YOUR OBJECTIVE
Quote the records that follow in full and exactly; leave out the pictures.

┌─ DATASET RECORDS

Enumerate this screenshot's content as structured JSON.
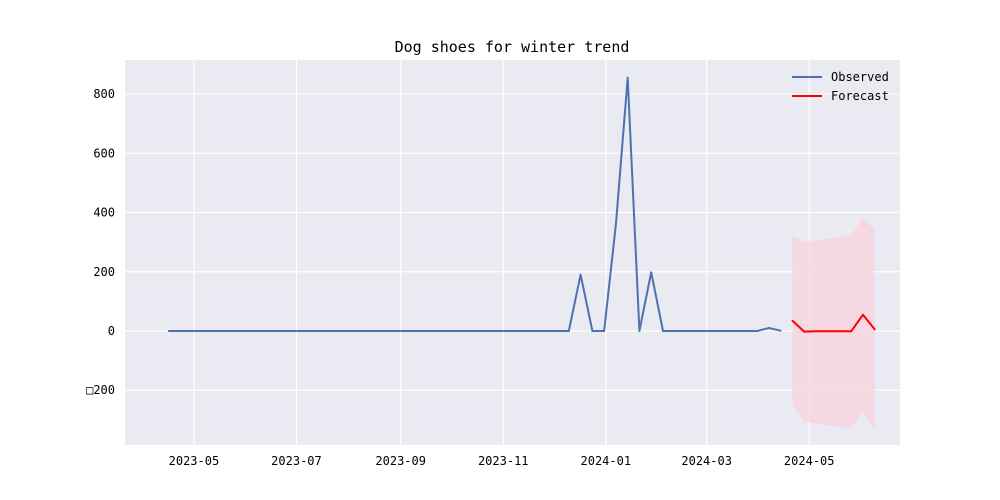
{
  "chart_data": {
    "type": "line",
    "title": "Dog shoes for winter trend",
    "xlabel": "",
    "ylabel": "",
    "x_type": "date",
    "xlim": [
      "2023-03-21",
      "2024-06-24"
    ],
    "ylim": [
      -385,
      915
    ],
    "x_ticks": [
      {
        "date": "2023-05-01",
        "label": "2023-05"
      },
      {
        "date": "2023-07-01",
        "label": "2023-07"
      },
      {
        "date": "2023-09-01",
        "label": "2023-09"
      },
      {
        "date": "2023-11-01",
        "label": "2023-11"
      },
      {
        "date": "2024-01-01",
        "label": "2024-01"
      },
      {
        "date": "2024-03-01",
        "label": "2024-03"
      },
      {
        "date": "2024-05-01",
        "label": "2024-05"
      }
    ],
    "y_ticks": [
      {
        "value": -200,
        "label": "□200"
      },
      {
        "value": 0,
        "label": "0"
      },
      {
        "value": 200,
        "label": "200"
      },
      {
        "value": 400,
        "label": "400"
      },
      {
        "value": 600,
        "label": "600"
      },
      {
        "value": 800,
        "label": "800"
      }
    ],
    "grid": true,
    "legend": {
      "position": "top-right"
    },
    "series": [
      {
        "name": "Observed",
        "color": "#4c72b0",
        "points": [
          {
            "x": "2023-04-16",
            "y": 0
          },
          {
            "x": "2023-04-23",
            "y": 0
          },
          {
            "x": "2023-04-30",
            "y": 0
          },
          {
            "x": "2023-05-07",
            "y": 0
          },
          {
            "x": "2023-05-14",
            "y": 0
          },
          {
            "x": "2023-05-21",
            "y": 0
          },
          {
            "x": "2023-05-28",
            "y": 0
          },
          {
            "x": "2023-06-04",
            "y": 0
          },
          {
            "x": "2023-06-11",
            "y": 0
          },
          {
            "x": "2023-06-18",
            "y": 0
          },
          {
            "x": "2023-06-25",
            "y": 0
          },
          {
            "x": "2023-07-02",
            "y": 0
          },
          {
            "x": "2023-07-09",
            "y": 0
          },
          {
            "x": "2023-07-16",
            "y": 0
          },
          {
            "x": "2023-07-23",
            "y": 0
          },
          {
            "x": "2023-07-30",
            "y": 0
          },
          {
            "x": "2023-08-06",
            "y": 0
          },
          {
            "x": "2023-08-13",
            "y": 0
          },
          {
            "x": "2023-08-20",
            "y": 0
          },
          {
            "x": "2023-08-27",
            "y": 0
          },
          {
            "x": "2023-09-03",
            "y": 0
          },
          {
            "x": "2023-09-10",
            "y": 0
          },
          {
            "x": "2023-09-17",
            "y": 0
          },
          {
            "x": "2023-09-24",
            "y": 0
          },
          {
            "x": "2023-10-01",
            "y": 0
          },
          {
            "x": "2023-10-08",
            "y": 0
          },
          {
            "x": "2023-10-15",
            "y": 0
          },
          {
            "x": "2023-10-22",
            "y": 0
          },
          {
            "x": "2023-10-29",
            "y": 0
          },
          {
            "x": "2023-11-05",
            "y": 0
          },
          {
            "x": "2023-11-12",
            "y": 0
          },
          {
            "x": "2023-11-19",
            "y": 0
          },
          {
            "x": "2023-11-26",
            "y": 0
          },
          {
            "x": "2023-12-03",
            "y": 0
          },
          {
            "x": "2023-12-10",
            "y": 0
          },
          {
            "x": "2023-12-17",
            "y": 190
          },
          {
            "x": "2023-12-24",
            "y": 0
          },
          {
            "x": "2023-12-31",
            "y": 0
          },
          {
            "x": "2024-01-07",
            "y": 360
          },
          {
            "x": "2024-01-14",
            "y": 855
          },
          {
            "x": "2024-01-21",
            "y": 0
          },
          {
            "x": "2024-01-28",
            "y": 198
          },
          {
            "x": "2024-02-04",
            "y": 0
          },
          {
            "x": "2024-02-11",
            "y": 0
          },
          {
            "x": "2024-02-18",
            "y": 0
          },
          {
            "x": "2024-02-25",
            "y": 0
          },
          {
            "x": "2024-03-03",
            "y": 0
          },
          {
            "x": "2024-03-10",
            "y": 0
          },
          {
            "x": "2024-03-17",
            "y": 0
          },
          {
            "x": "2024-03-24",
            "y": 0
          },
          {
            "x": "2024-03-31",
            "y": 0
          },
          {
            "x": "2024-04-07",
            "y": 10
          },
          {
            "x": "2024-04-14",
            "y": 1
          }
        ]
      },
      {
        "name": "Forecast",
        "color": "#ff0000",
        "points": [
          {
            "x": "2024-04-21",
            "y": 35
          },
          {
            "x": "2024-04-28",
            "y": -2
          },
          {
            "x": "2024-05-05",
            "y": -1
          },
          {
            "x": "2024-05-12",
            "y": -1
          },
          {
            "x": "2024-05-19",
            "y": -1
          },
          {
            "x": "2024-05-26",
            "y": -1
          },
          {
            "x": "2024-06-02",
            "y": 55
          },
          {
            "x": "2024-06-09",
            "y": 5
          }
        ],
        "confidence_band": {
          "color": "#f8d2dc",
          "upper": [
            322,
            302,
            307,
            312,
            317,
            322,
            385,
            340
          ],
          "lower": [
            -248,
            -308,
            -313,
            -318,
            -323,
            -328,
            -272,
            -335
          ]
        }
      }
    ]
  }
}
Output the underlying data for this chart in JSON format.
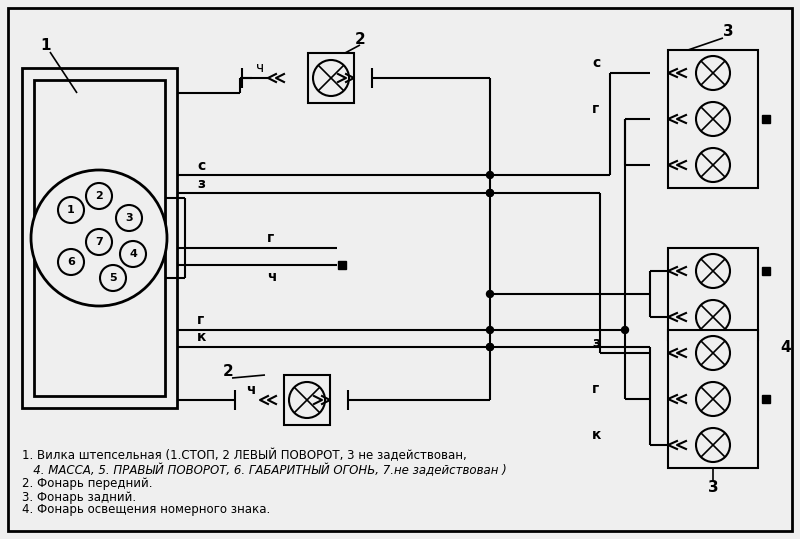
{
  "bg": "#efefef",
  "lc": "#000000",
  "lw": 1.5,
  "legend": [
    "1. Вилка штепсельная (1.СТОП, 2 ЛЕВЫЙ ПОВОРОТ, 3 не задействован,",
    "   4. МАССА, 5. ПРАВЫЙ ПОВОРОТ, 6. ГАБАРИТНЫЙ ОГОНЬ, 7.не задействован )",
    "2. Фонарь передний.",
    "3. Фонарь задний.",
    "4. Фонарь освещения номерного знака."
  ]
}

└─

CORRECT OUTPUT
Enumerate this screenshot's content as structured JSON.
{
  "chart_data": {
    "type": "line",
    "title": "Dog shoes for winter trend",
    "xlabel": "",
    "ylabel": "",
    "x_type": "date",
    "xlim": [
      "2023-03-21",
      "2024-06-24"
    ],
    "ylim": [
      -385,
      915
    ],
    "x_ticks": [
      {
        "date": "2023-05-01",
        "label": "2023-05"
      },
      {
        "date": "2023-07-01",
        "label": "2023-07"
      },
      {
        "date": "2023-09-01",
        "label": "2023-09"
      },
      {
        "date": "2023-11-01",
        "label": "2023-11"
      },
      {
        "date": "2024-01-01",
        "label": "2024-01"
      },
      {
        "date": "2024-03-01",
        "label": "2024-03"
      },
      {
        "date": "2024-05-01",
        "label": "2024-05"
      }
    ],
    "y_ticks": [
      {
        "value": -200,
        "label": "□200"
      },
      {
        "value": 0,
        "label": "0"
      },
      {
        "value": 200,
        "label": "200"
      },
      {
        "value": 400,
        "label": "400"
      },
      {
        "value": 600,
        "label": "600"
      },
      {
        "value": 800,
        "label": "800"
      }
    ],
    "grid": true,
    "legend": {
      "position": "top-right"
    },
    "series": [
      {
        "name": "Observed",
        "color": "#4c72b0",
        "points": [
          {
            "x": "2023-04-16",
            "y": 0
          },
          {
            "x": "2023-04-23",
            "y": 0
          },
          {
            "x": "2023-04-30",
            "y": 0
          },
          {
            "x": "2023-05-07",
            "y": 0
          },
          {
            "x": "2023-05-14",
            "y": 0
          },
          {
            "x": "2023-05-21",
            "y": 0
          },
          {
            "x": "2023-05-28",
            "y": 0
          },
          {
            "x": "2023-06-04",
            "y": 0
          },
          {
            "x": "2023-06-11",
            "y": 0
          },
          {
            "x": "2023-06-18",
            "y": 0
          },
          {
            "x": "2023-06-25",
            "y": 0
          },
          {
            "x": "2023-07-02",
            "y": 0
          },
          {
            "x": "2023-07-09",
            "y": 0
          },
          {
            "x": "2023-07-16",
            "y": 0
          },
          {
            "x": "2023-07-23",
            "y": 0
          },
          {
            "x": "2023-07-30",
            "y": 0
          },
          {
            "x": "2023-08-06",
            "y": 0
          },
          {
            "x": "2023-08-13",
            "y": 0
          },
          {
            "x": "2023-08-20",
            "y": 0
          },
          {
            "x": "2023-08-27",
            "y": 0
          },
          {
            "x": "2023-09-03",
            "y": 0
          },
          {
            "x": "2023-09-10",
            "y": 0
          },
          {
            "x": "2023-09-17",
            "y": 0
          },
          {
            "x": "2023-09-24",
            "y": 0
          },
          {
            "x": "2023-10-01",
            "y": 0
          },
          {
            "x": "2023-10-08",
            "y": 0
          },
          {
            "x": "2023-10-15",
            "y": 0
          },
          {
            "x": "2023-10-22",
            "y": 0
          },
          {
            "x": "2023-10-29",
            "y": 0
          },
          {
            "x": "2023-11-05",
            "y": 0
          },
          {
            "x": "2023-11-12",
            "y": 0
          },
          {
            "x": "2023-11-19",
            "y": 0
          },
          {
            "x": "2023-11-26",
            "y": 0
          },
          {
            "x": "2023-12-03",
            "y": 0
          },
          {
            "x": "2023-12-10",
            "y": 0
          },
          {
            "x": "2023-12-17",
            "y": 190
          },
          {
            "x": "2023-12-24",
            "y": 0
          },
          {
            "x": "2023-12-31",
            "y": 0
          },
          {
            "x": "2024-01-07",
            "y": 360
          },
          {
            "x": "2024-01-14",
            "y": 855
          },
          {
            "x": "2024-01-21",
            "y": 0
          },
          {
            "x": "2024-01-28",
            "y": 198
          },
          {
            "x": "2024-02-04",
            "y": 0
          },
          {
            "x": "2024-02-11",
            "y": 0
          },
          {
            "x": "2024-02-18",
            "y": 0
          },
          {
            "x": "2024-02-25",
            "y": 0
          },
          {
            "x": "2024-03-03",
            "y": 0
          },
          {
            "x": "2024-03-10",
            "y": 0
          },
          {
            "x": "2024-03-17",
            "y": 0
          },
          {
            "x": "2024-03-24",
            "y": 0
          },
          {
            "x": "2024-03-31",
            "y": 0
          },
          {
            "x": "2024-04-07",
            "y": 10
          },
          {
            "x": "2024-04-14",
            "y": 1
          }
        ]
      },
      {
        "name": "Forecast",
        "color": "#ff0000",
        "points": [
          {
            "x": "2024-04-21",
            "y": 35
          },
          {
            "x": "2024-04-28",
            "y": -2
          },
          {
            "x": "2024-05-05",
            "y": -1
          },
          {
            "x": "2024-05-12",
            "y": -1
          },
          {
            "x": "2024-05-19",
            "y": -1
          },
          {
            "x": "2024-05-26",
            "y": -1
          },
          {
            "x": "2024-06-02",
            "y": 55
          },
          {
            "x": "2024-06-09",
            "y": 5
          }
        ],
        "confidence_band": {
          "color": "#f8d2dc",
          "upper": [
            322,
            302,
            307,
            312,
            317,
            322,
            385,
            340
          ],
          "lower": [
            -248,
            -308,
            -313,
            -318,
            -323,
            -328,
            -272,
            -335
          ]
        }
      }
    ]
  }
}
Output the underlying data for this chart in JSON format.
{
  "bg": "#efefef",
  "lc": "#000000",
  "lw": 1.5,
  "legend": [
    "1. Вилка штепсельная (1.СТОП, 2 ЛЕВЫЙ ПОВОРОТ, 3 не задействован,",
    "   4. МАССА, 5. ПРАВЫЙ ПОВОРОТ, 6. ГАБАРИТНЫЙ ОГОНЬ, 7.не задействован )",
    "2. Фонарь передний.",
    "3. Фонарь задний.",
    "4. Фонарь освещения номерного знака."
  ]
}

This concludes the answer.